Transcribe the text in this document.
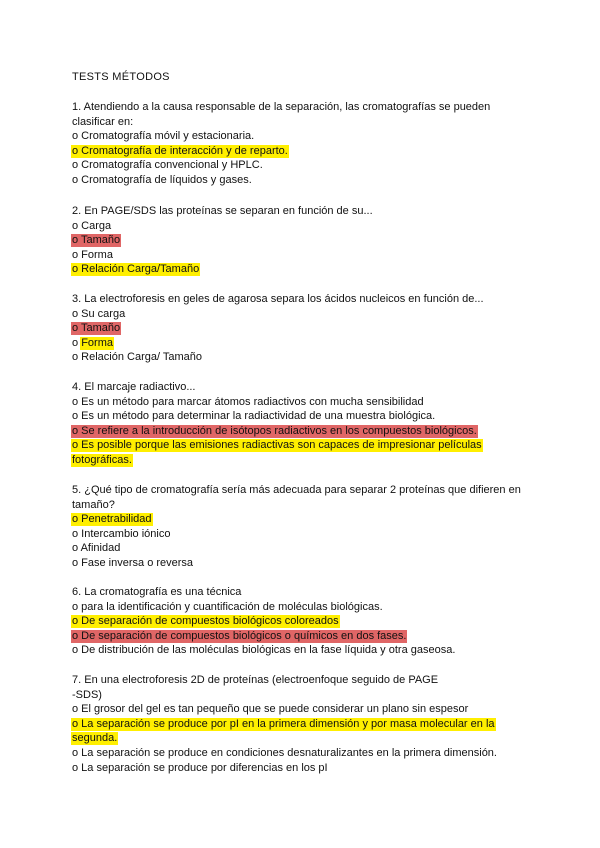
TESTS MÉTODOS
1. Atendiendo a la causa responsable de la separación, las cromatografías se pueden
clasificar en:
o Cromatografía móvil y estacionaria.
o Cromatografía de interacción y de reparto.
o Cromatografía convencional y HPLC.
o Cromatografía de líquidos y gases.
2. En PAGE/SDS las proteínas se separan en función de su...
o Carga
o Tamaño
o Forma
o Relación Carga/Tamaño
3. La electroforesis en geles de agarosa separa los ácidos nucleicos en función de...
o Su carga
o Tamaño
o Forma
o Relación Carga/ Tamaño
4. El marcaje radiactivo...
o Es un método para marcar átomos radiactivos con mucha sensibilidad
o Es un método para determinar la radiactividad de una muestra biológica.
o Se refiere a la introducción de isótopos radiactivos en los compuestos biológicos.
o Es posible porque las emisiones radiactivas son capaces de impresionar películas
fotográficas.
5. ¿Qué tipo de cromatografía sería más adecuada para separar 2 proteínas que difieren en
tamaño?
o Penetrabilidad
o Intercambio iónico
o Afinidad
o Fase inversa o reversa
6. La cromatografía es una técnica
o para la identificación y cuantificación de moléculas biológicas.
o De separación de compuestos biológicos coloreados
o De separación de compuestos biológicos o químicos en dos fases.
o De distribución de las moléculas biológicas en la fase líquida y otra gaseosa.
7. En una electroforesis 2D de proteínas (electroenfoque seguido de PAGE
-SDS)
o El grosor del gel es tan pequeño que se puede considerar un plano sin espesor
o La separación se produce por pI en la primera dimensión y por masa molecular en la
segunda.
o La separación se produce en condiciones desnaturalizantes en la primera dimensión.
o La separación se produce por diferencias en los pI
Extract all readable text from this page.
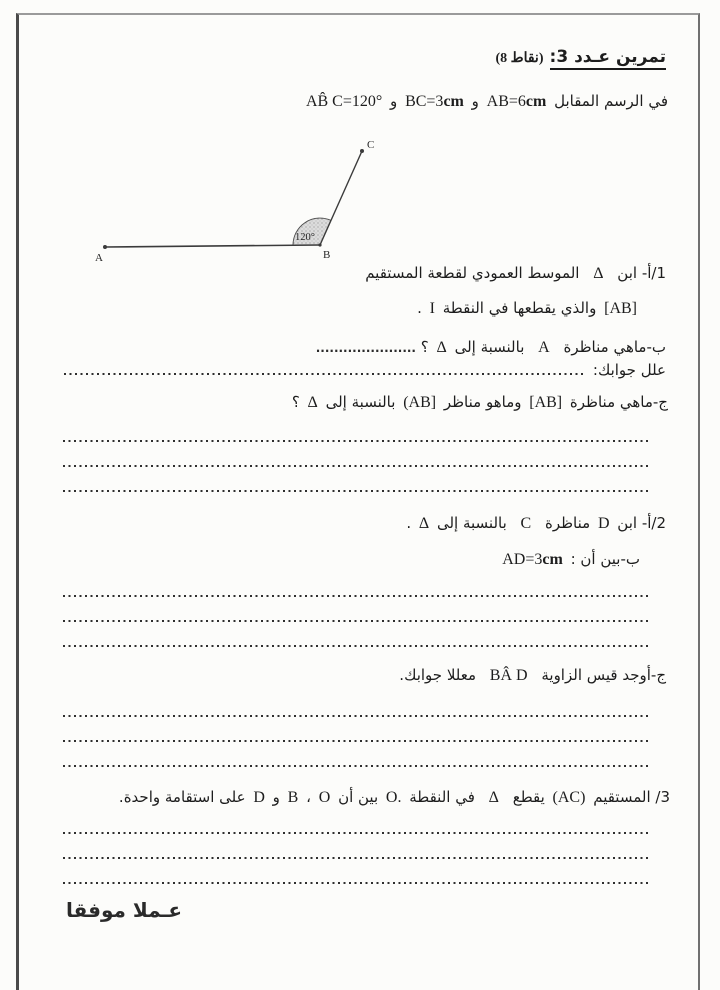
تمرين عـدد 3:(8 نقاط)
في الرسم المقابل AB=6cm و BC=3cm و AB̂ C=120°
A	B
C
120°
1/أ- ابن Δ الموسط العمودي لقطعة المستقيم
[AB] والذي يقطعها في النقطة I .
ب-ماهي مناظرة A بالنسبة إلى Δ ؟ ......................
علل جوابك:
ج-ماهي مناظرة [AB] وماهو مناظر (AB] بالنسبة إلى Δ ؟
2/أ- ابن D مناظرة C بالنسبة إلى Δ .
ب-بين أن : AD=3cm
ج-أوجد قيس الزاوية BÂ D معللا جوابك.
3/ المستقيم (AC) يقطع Δ في النقطة O. بين أن O ، B و D على استقامة واحدة.
عـملا موفقا
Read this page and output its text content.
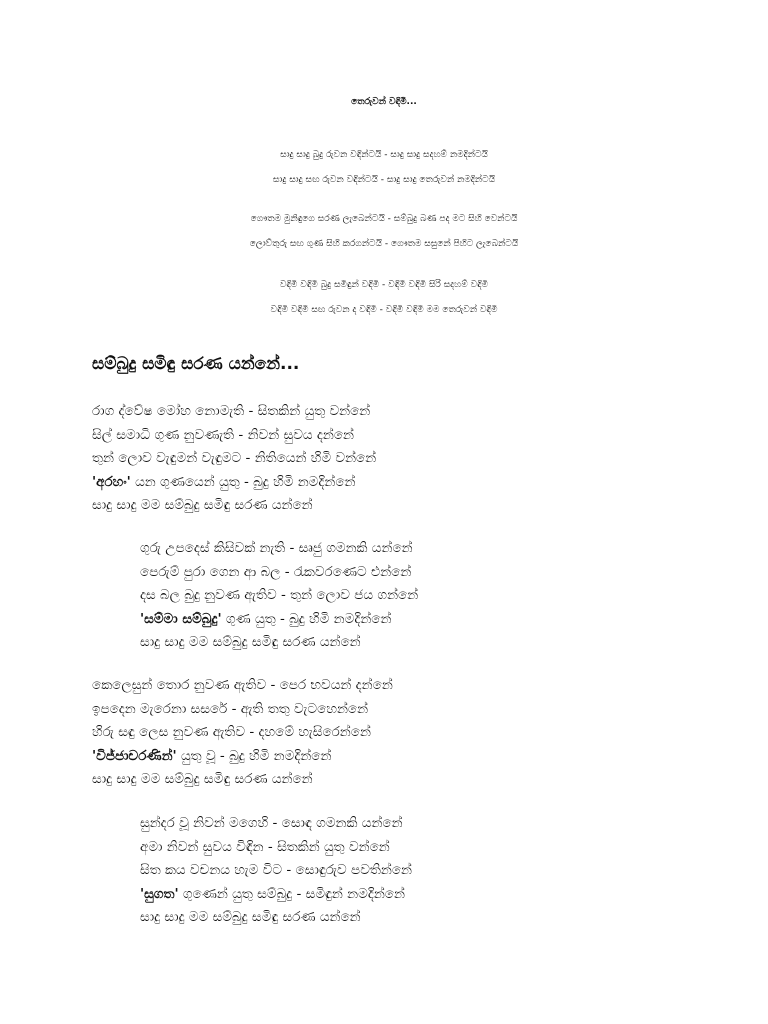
තෙරුවන් වඳිමි...
සාදු සාදු බුදු රුවන වඳින්ටයි - සාදු සාදු සදහම් නමදින්ටයි
සාදු සාදු සඟ රුවන වඳින්ටයි - සාදු සාදු තෙරුවන් නමදින්ටයි
ගෞතම මුනිඳුගෙ සරණ ලැබෙන්ටයි - සම්බුදු බණ පද මට සිහි වෙන්ටයි
ලොව්තුරු සඟ ගුණ සිහි කරගන්ටයි - ගෞතම සසුනේ පිහිට ලැබෙන්ටයි
වඳිමි වඳිමි බුදු සමිඳුන් වඳිමි - වඳිමි වඳිමි සිරි සදහම් වඳිමි
වඳිමි වඳිමි සඟ රුවන ද වඳිමි - වඳිමි වඳිමි මම තෙරුවන් වඳිමි
සම්බුදු සමිඳු සරණ යන්නේ...
රාග ද්වේෂ මෝහ නොමැති - සිතකින් යුතු වන්නේ
සිල් සමාධි ගුණ නුවණැති - නිවන් සුවය දන්නේ
තුන් ලොව වැඳුමන් වැඳුමට - නිතියෙන් හිමි වන්නේ
'අරහං' යන ගුණයෙන් යුතු - බුදු හිමි නමදින්නේ
සාදු සාදු මම සම්බුදු සමිඳු සරණ යන්නේ
ගුරු උපදෙස් කිසිවක් නැති - සෘජු ගමනකි යන්නේ
පෙරුම් පුරා ගෙන ආ බල - රැකවරණෙට එන්නේ
දස බල බුදු නුවණ ඇතිව - තුන් ලොව ජය ගන්නේ
'සම්මා සම්බුදු' ගුණ යුතු - බුදු හිමි නමදින්නේ
සාදු සාදු මම සම්බුදු සමිඳු සරණ යන්නේ
කෙලෙසුන් තොර නුවණ ඇතිව - පෙර භවයන් දන්නේ
ඉපදෙන මැරෙනා සසරේ - ඇති තතු වැටහෙන්නේ
හිරු සඳු ලෙස නුවණ ඇතිව - දහමේ හැසිරෙන්නේ
'විජ්ජාචරණින්' යුතු වූ - බුදු හිමි නමදින්නේ
සාදු සාදු මම සම්බුදු සමිඳු සරණ යන්නේ
සුන්දර වූ නිවන් මගෙහි - සොඳ ගමනකි යන්නේ
අමා නිවන් සුවය විඳින - සිතකින් යුතු වන්නේ
සිත කය වචනය හැම විට - සොඳුරුව පවතින්නේ
'සුගත' ගුණෙන් යුතු සම්බුදු - සමිඳුන් නමදින්නේ
සාදු සාදු මම සම්බුදු සමිඳු සරණ යන්නේ
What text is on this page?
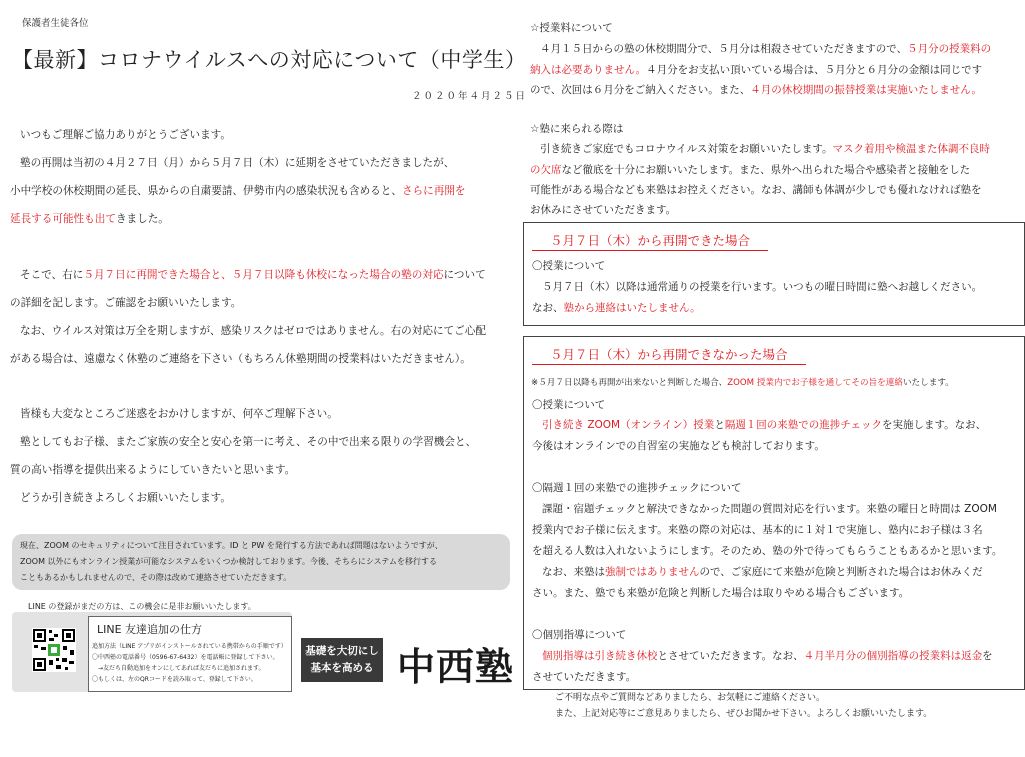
保護者生徒各位
【最新】コロナウイルスへの対応について（中学生）
２０２０年４月２５日
いつもご理解ご協力ありがとうございます。
塾の再開は当初の４月２７日（月）から５月７日（木）に延期をさせていただきましたが、
小中学校の休校期間の延長、県からの自粛要請、伊勢市内の感染状況も含めると、さらに再開を
延長する可能性も出てきました。
そこで、右に５月７日に再開できた場合と、５月７日以降も休校になった場合の塾の対応について
の詳細を記します。ご確認をお願いいたします。
なお、ウイルス対策は万全を期しますが、感染リスクはゼロではありません。右の対応にてご心配
がある場合は、遠慮なく休塾のご連絡を下さい（もちろん休塾期間の授業料はいただきません）。
皆様も大変なところご迷惑をおかけしますが、何卒ご理解下さい。
塾としてもお子様、またご家族の安全と安心を第一に考え、その中で出来る限りの学習機会と、
質の高い指導を提供出来るようにしていきたいと思います。
どうか引き続きよろしくお願いいたします。
現在、ZOOM のセキュリティについて注目されています。ID と PW を発行する方法であれば問題はないようですが、
ZOOM 以外にもオンライン授業が可能なシステムをいくつか検討しております。今後、そちらにシステムを移行する
こともあるかもしれませんので、その際は改めて連絡させていただきます。
LINE の登録がまだの方は、この機会に是非お願いいたします。
LINE 友達追加の仕方
追加方法（LINE アプリがインストールされている携帯からの手順です）
〇中西塾の電話番号（0596-67-6432）を電話帳に登録して下さい。
→友だち自動追加をオンにしてあれば友だちに追加されます。
〇もしくは、左のQRコードを読み取って、登録して下さい。
基礎を大切にし
基本を高める 中西塾
☆授業料について
４月１５日からの塾の休校期間分で、５月分は相殺させていただきますので、５月分の授業料の
納入は必要ありません。４月分をお支払い頂いている場合は、５月分と６月分の金額は同じです
ので、次回は６月分をご納入ください。また、４月の休校期間の振替授業は実施いたしません。
☆塾に来られる際は
引き続きご家庭でもコロナウイルス対策をお願いいたします。マスク着用や検温また体調不良時
の欠席など徹底を十分にお願いいたします。また、県外へ出られた場合や感染者と接触をした
可能性がある場合なども来塾はお控えください。なお、講師も体調が少しでも優れなければ塾を
お休みにさせていただきます。
５月７日（木）から再開できた場合
〇授業について
５月７日（木）以降は通常通りの授業を行います。いつもの曜日時間に塾へお越しください。
なお、塾から連絡はいたしません。
５月７日（木）から再開できなかった場合
※５月７日以降も再開が出来ないと判断した場合、ZOOM 授業内でお子様を通してその旨を連絡いたします。
〇授業について
引き続き ZOOM（オンライン）授業と隔週１回の来塾での進捗チェックを実施します。なお、
今後はオンラインでの自習室の実施なども検討しております。
〇隔週１回の来塾での進捗チェックについて
課題・宿題チェックと解決できなかった問題の質問対応を行います。来塾の曜日と時間は ZOOM
授業内でお子様に伝えます。来塾の際の対応は、基本的に１対１で実施し、塾内にお子様は３名
を超える人数は入れないようにします。そのため、塾の外で待ってもらうこともあるかと思います。
なお、来塾は強制ではありませんので、ご家庭にて来塾が危険と判断された場合はお休みくだ
さい。また、塾でも来塾が危険と判断した場合は取りやめる場合もございます。
〇個別指導について
個別指導は引き続き休校とさせていただきます。なお、４月半月分の個別指導の授業料は返金を
させていただきます。
ご不明な点やご質問などありましたら、お気軽にご連絡ください。
また、上記対応等にご意見ありましたら、ぜひお聞かせ下さい。よろしくお願いいたします。
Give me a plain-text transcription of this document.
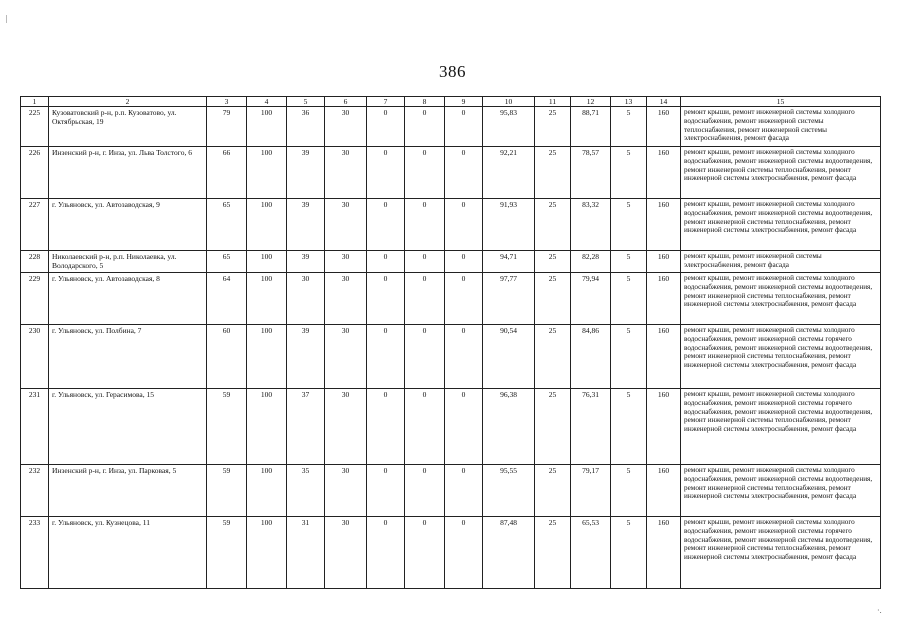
386
1	2	3	4	5	6	7	8	9	10	11	12	13	14	15
225	Кузоватовский р-н, р.п. Кузоватово, ул. Октябрьская, 19	79	100	36	30	0	0	0	95,83	25	88,71	5	160	ремонт крыши, ремонт инженерной системы холодного водоснабжения, ремонт инженерной системы теплоснабжения, ремонт инженерной системы электроснабжения, ремонт фасада
226	Инзенский р-н, г. Инза, ул. Льва Толстого, 6	66	100	39	30	0	0	0	92,21	25	78,57	5	160	ремонт крыши, ремонт инженерной системы холодного водоснабжения, ремонт инженерной системы водоотведения, ремонт инженерной системы теплоснабжения, ремонт инженерной системы электроснабжения, ремонт фасада
227	г. Ульяновск, ул. Автозаводская, 9	65	100	39	30	0	0	0	91,93	25	83,32	5	160	ремонт крыши, ремонт инженерной системы холодного водоснабжения, ремонт инженерной системы водоотведения, ремонт инженерной системы теплоснабжения, ремонт инженерной системы электроснабжения, ремонт фасада
228	Николаевский р-н, р.п. Николаевка, ул. Володарского, 5	65	100	39	30	0	0	0	94,71	25	82,28	5	160	ремонт крыши, ремонт инженерной системы электроснабжения, ремонт фасада
229	г. Ульяновск, ул. Автозаводская, 8	64	100	30	30	0	0	0	97,77	25	79,94	5	160	ремонт крыши, ремонт инженерной системы холодного водоснабжения, ремонт инженерной системы водоотведения, ремонт инженерной системы теплоснабжения, ремонт инженерной системы электроснабжения, ремонт фасада
230	г. Ульяновск, ул. Полбина, 7	60	100	39	30	0	0	0	90,54	25	84,86	5	160	ремонт крыши, ремонт инженерной системы холодного водоснабжения, ремонт инженерной системы горячего водоснабжения, ремонт инженерной системы водоотведения, ремонт инженерной системы теплоснабжения, ремонт инженерной системы электроснабжения, ремонт фасада
231	г. Ульяновск, ул. Герасимова, 15	59	100	37	30	0	0	0	96,38	25	76,31	5	160	ремонт крыши, ремонт инженерной системы холодного водоснабжения, ремонт инженерной системы горячего водоснабжения, ремонт инженерной системы водоотведения, ремонт инженерной системы теплоснабжения, ремонт инженерной системы электроснабжения, ремонт фасада
232	Инзенский р-н, г. Инза, ул. Парковая, 5	59	100	35	30	0	0	0	95,55	25	79,17	5	160	ремонт крыши, ремонт инженерной системы холодного водоснабжения, ремонт инженерной системы водоотведения, ремонт инженерной системы теплоснабжения, ремонт инженерной системы электроснабжения, ремонт фасада
233	г. Ульяновск, ул. Кузнецова, 11	59	100	31	30	0	0	0	87,48	25	65,53	5	160	ремонт крыши, ремонт инженерной системы холодного водоснабжения, ремонт инженерной системы горячего водоснабжения, ремонт инженерной системы водоотведения, ремонт инженерной системы теплоснабжения, ремонт инженерной системы электроснабжения, ремонт фасада
|
·.
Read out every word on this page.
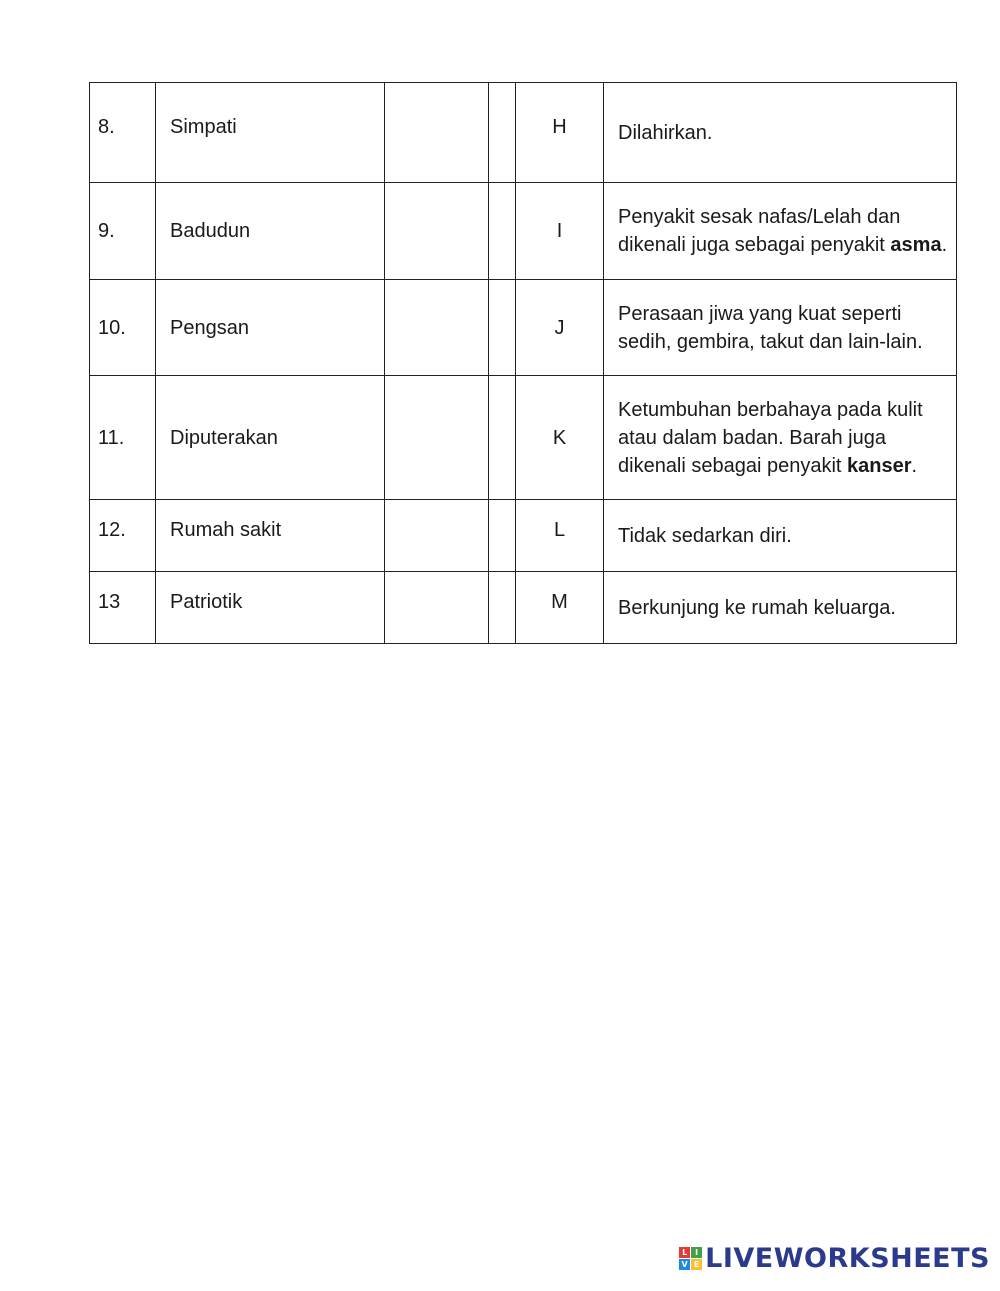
8.	Simpati			H	Dilahirkan.
9.	Badudun			I	Penyakit sesak nafas/Lelah dan dikenali juga sebagai penyakit asma.
10.	Pengsan			J	Perasaan jiwa yang kuat seperti sedih, gembira, takut dan lain-lain.
11.	Diputerakan			K	Ketumbuhan berbahaya pada kulit atau dalam badan. Barah juga dikenali sebagai penyakit kanser.
12.	Rumah sakit			L	Tidak sedarkan diri.
13	Patriotik			M	Berkunjung ke rumah keluarga.
L I
V E LIVEWORKSHEETS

┄┄┄┄┄┄┄┄┄┄┄┄┄┄┄┄┄┄┄┄

◆ **SET TASK**:
Copy every line of the records above that contains "النقطة".

◆ **CORRECT RESULT**:
[AB] والذي يقطعها في النقطة I .
3/ المستقيم (AC) يقطع Δ في النقطة O. بين أن O ، B و D على استقامة واحدة.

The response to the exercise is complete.